• Stored rows:
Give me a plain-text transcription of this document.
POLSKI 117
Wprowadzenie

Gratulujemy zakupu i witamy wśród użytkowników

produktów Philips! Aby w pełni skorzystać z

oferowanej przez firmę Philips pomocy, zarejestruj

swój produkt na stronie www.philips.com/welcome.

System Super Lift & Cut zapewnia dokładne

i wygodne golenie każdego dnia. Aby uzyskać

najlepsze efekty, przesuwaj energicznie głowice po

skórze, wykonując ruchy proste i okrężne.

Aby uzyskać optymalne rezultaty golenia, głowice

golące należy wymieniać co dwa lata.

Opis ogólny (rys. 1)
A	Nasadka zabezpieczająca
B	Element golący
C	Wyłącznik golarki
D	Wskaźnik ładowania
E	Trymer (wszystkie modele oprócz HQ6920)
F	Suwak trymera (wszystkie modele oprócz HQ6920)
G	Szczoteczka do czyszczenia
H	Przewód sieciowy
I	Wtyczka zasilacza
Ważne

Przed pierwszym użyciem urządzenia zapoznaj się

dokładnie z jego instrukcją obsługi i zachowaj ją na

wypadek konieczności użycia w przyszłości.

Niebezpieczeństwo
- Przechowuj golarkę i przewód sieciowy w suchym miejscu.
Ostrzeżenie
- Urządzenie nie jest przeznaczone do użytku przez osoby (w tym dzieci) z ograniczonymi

• What you should do:
Repeat every line of the data, exactly and in full.

• Written solution:
Give me a plain-text transcription of this document.
POLSKI 117
Wprowadzenie

Gratulujemy zakupu i witamy wśród użytkowników

produktów Philips! Aby w pełni skorzystać z

oferowanej przez firmę Philips pomocy, zarejestruj

swój produkt na stronie www.philips.com/welcome.

System Super Lift & Cut zapewnia dokładne

i wygodne golenie każdego dnia. Aby uzyskać

najlepsze efekty, przesuwaj energicznie głowice po

skórze, wykonując ruchy proste i okrężne.

Aby uzyskać optymalne rezultaty golenia, głowice

golące należy wymieniać co dwa lata.

Opis ogólny (rys. 1)
A	Nasadka zabezpieczająca
B	Element golący
C	Wyłącznik golarki
D	Wskaźnik ładowania
E	Trymer (wszystkie modele oprócz HQ6920)
F	Suwak trymera (wszystkie modele oprócz HQ6920)
G	Szczoteczka do czyszczenia
H	Przewód sieciowy
I	Wtyczka zasilacza
Ważne

Przed pierwszym użyciem urządzenia zapoznaj się

dokładnie z jego instrukcją obsługi i zachowaj ją na

wypadek konieczności użycia w przyszłości.

Niebezpieczeństwo
- Przechowuj golarkę i przewód sieciowy w suchym miejscu.
Ostrzeżenie
- Urządzenie nie jest przeznaczone do użytku przez osoby (w tym dzieci) z ograniczonymi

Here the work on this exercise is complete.